**Given request:**
Find each line with "atkūrimas" and copy it.

**Excerpted data:**
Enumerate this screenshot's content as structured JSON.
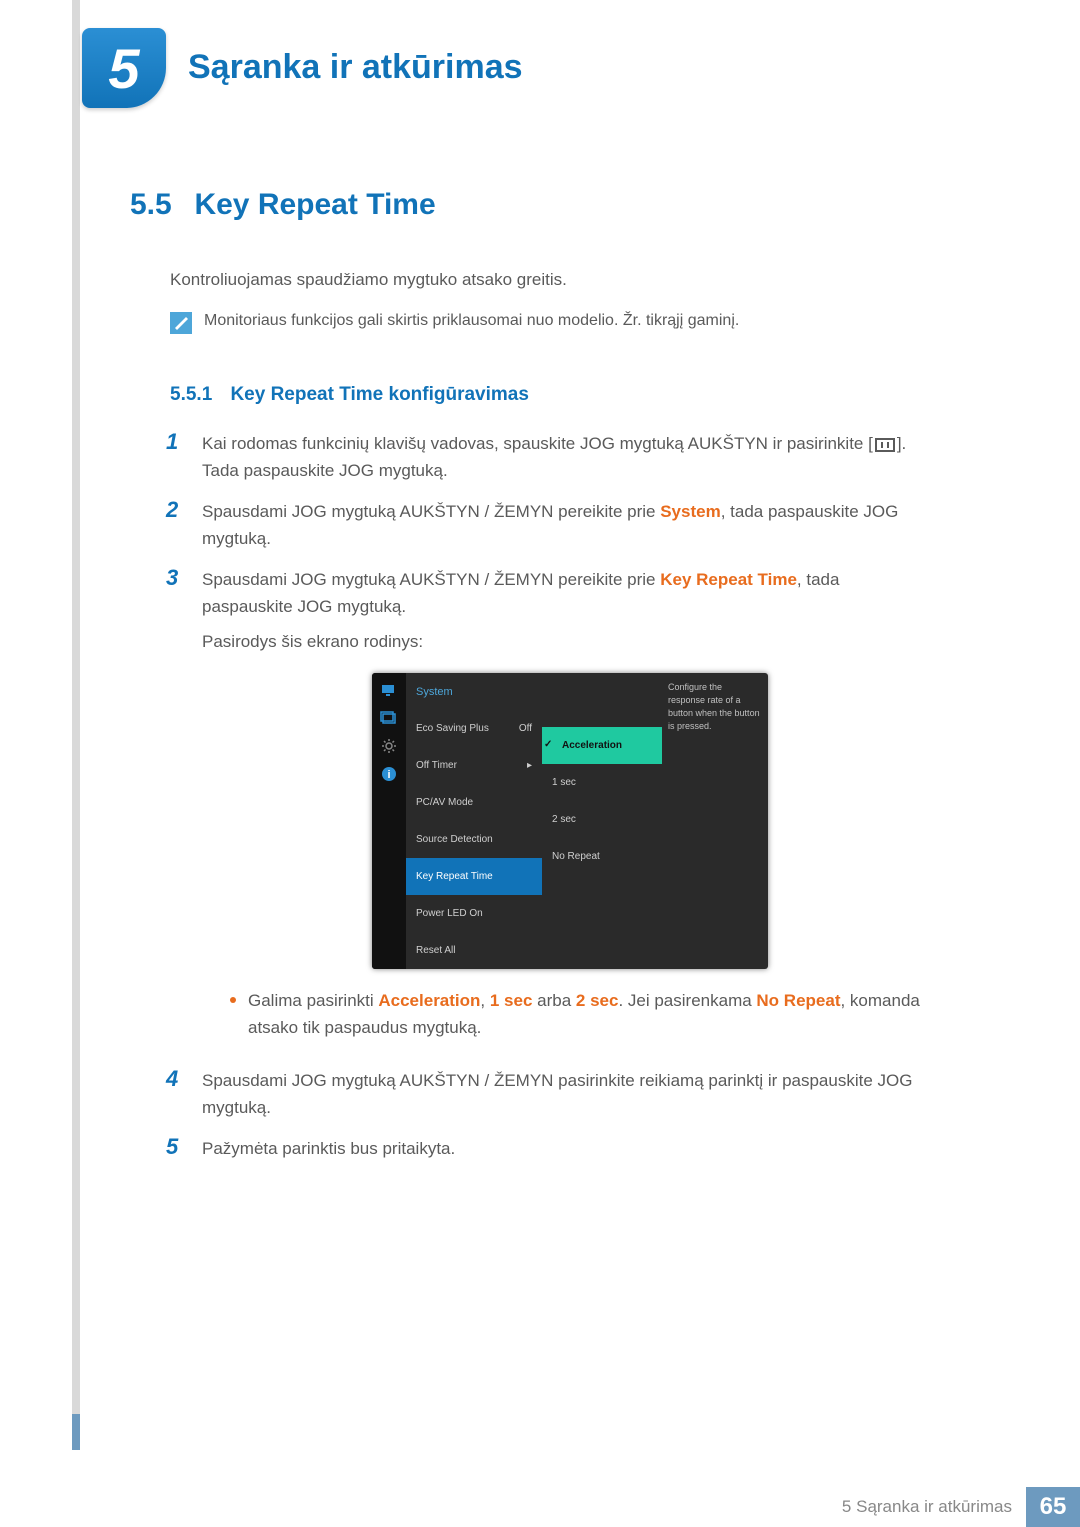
{
  "chapter": {
    "number": "5",
    "title": "Sąranka ir atkūrimas"
  },
  "section": {
    "number": "5.5",
    "title": "Key Repeat Time"
  },
  "intro": "Kontroliuojamas spaudžiamo mygtuko atsako greitis.",
  "note": "Monitoriaus funkcijos gali skirtis priklausomai nuo modelio. Žr. tikrąjį gaminį.",
  "subsection": {
    "number": "5.5.1",
    "title": "Key Repeat Time konfigūravimas"
  },
  "steps": {
    "s1a": "Kai rodomas funkcinių klavišų vadovas, spauskite JOG mygtuką AUKŠTYN ir pasirinkite [",
    "s1b": "]. Tada paspauskite JOG mygtuką.",
    "s2a": "Spausdami JOG mygtuką AUKŠTYN / ŽEMYN pereikite prie ",
    "s2hl": "System",
    "s2b": ", tada paspauskite JOG mygtuką.",
    "s3a": "Spausdami JOG mygtuką AUKŠTYN / ŽEMYN pereikite prie ",
    "s3hl": "Key Repeat Time",
    "s3b": ", tada paspauskite JOG mygtuką.",
    "s3c": "Pasirodys šis ekrano rodinys:",
    "bullet_a": "Galima pasirinkti ",
    "bullet_hl1": "Acceleration",
    "bullet_sep1": ", ",
    "bullet_hl2": "1 sec",
    "bullet_sep2": " arba ",
    "bullet_hl3": "2 sec",
    "bullet_mid": ". Jei pasirenkama ",
    "bullet_hl4": "No Repeat",
    "bullet_end": ", komanda atsako tik paspaudus mygtuką.",
    "s4": "Spausdami JOG mygtuką AUKŠTYN / ŽEMYN pasirinkite reikiamą parinktį ir paspauskite JOG mygtuką.",
    "s5": "Pažymėta parinktis bus pritaikyta.",
    "n1": "1",
    "n2": "2",
    "n3": "3",
    "n4": "4",
    "n5": "5"
  },
  "osd": {
    "head": "System",
    "items": {
      "eco": "Eco Saving Plus",
      "eco_val": "Off",
      "timer": "Off Timer",
      "timer_val": "▸",
      "pcav": "PC/AV Mode",
      "source": "Source Detection",
      "krt": "Key Repeat Time",
      "led": "Power LED On",
      "reset": "Reset All"
    },
    "opts": {
      "accel": "Acceleration",
      "one": "1 sec",
      "two": "2 sec",
      "norep": "No Repeat"
    },
    "help": "Configure the response rate of a button when the button is pressed."
  },
  "footer": {
    "text": "5 Sąranka ir atkūrimas",
    "page": "65"
  }
}
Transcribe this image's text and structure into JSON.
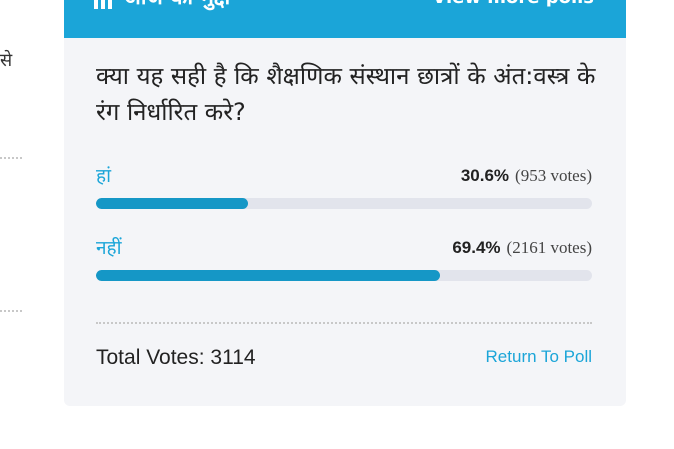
{
  "sidebar": {
    "fragment": "से"
  },
  "header": {
    "title": "आज का मुद्दा",
    "link": "View more polls"
  },
  "poll": {
    "question": "क्या यह सही है कि शैक्षणिक संस्थान छात्रों के अंत:वस्त्र के रंग निर्धारित करे?",
    "options": [
      {
        "label": "हां",
        "percent": "30.6%",
        "votes": "(953 votes)",
        "share": 0.306
      },
      {
        "label": "नहीं",
        "percent": "69.4%",
        "votes": "(2161 votes)",
        "share": 0.694
      }
    ],
    "total_votes": "Total Votes: 3114",
    "return_label": "Return To Poll"
  },
  "colors": {
    "accent": "#1ba5d8",
    "bar_fill": "#1597c6",
    "bar_track": "#e2e4ec",
    "card_bg": "#f4f5f8"
  }
}
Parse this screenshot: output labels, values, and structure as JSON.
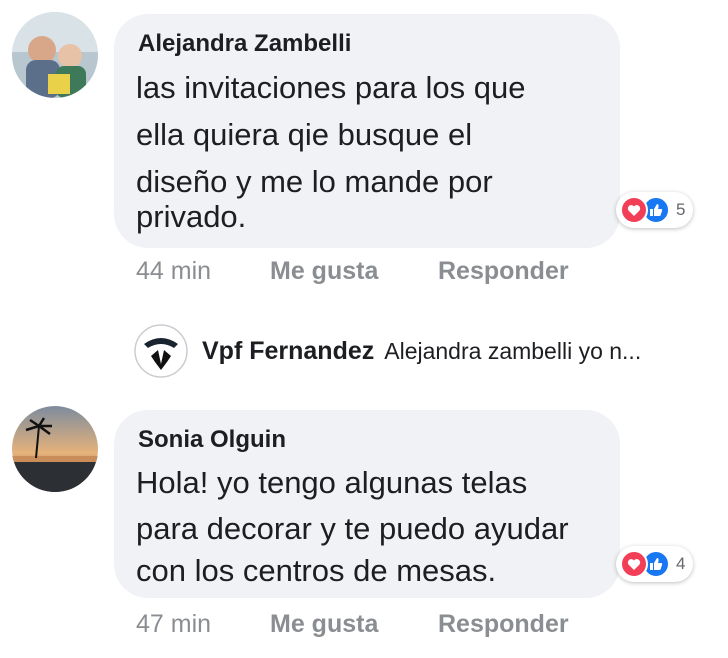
{
  "comments": [
    {
      "author": "Alejandra Zambelli",
      "lines": [
        "las invitaciones para los que",
        "ella quiera qie busque el",
        "diseño y me lo mande por",
        "privado."
      ],
      "reaction_count": "5",
      "time": "44 min",
      "like_label": "Me gusta",
      "reply_label": "Responder"
    },
    {
      "author": "Sonia Olguin",
      "lines": [
        "Hola! yo tengo algunas telas",
        "para decorar y te puedo ayudar",
        "con los centros de mesas."
      ],
      "reaction_count": "4",
      "time": "47 min",
      "like_label": "Me gusta",
      "reply_label": "Responder"
    }
  ],
  "reply_preview": {
    "author": "Vpf Fernandez",
    "snippet": "Alejandra zambelli yo n..."
  },
  "colors": {
    "bubble": "#f0f2f5",
    "love": "#f33e58",
    "like": "#1877f2",
    "meta": "#8a8d91"
  }
}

**Answer to the task:**
    "title": "Sąranka ir atkūrimas"
    "text": "5 Sąranka ir atkūrimas",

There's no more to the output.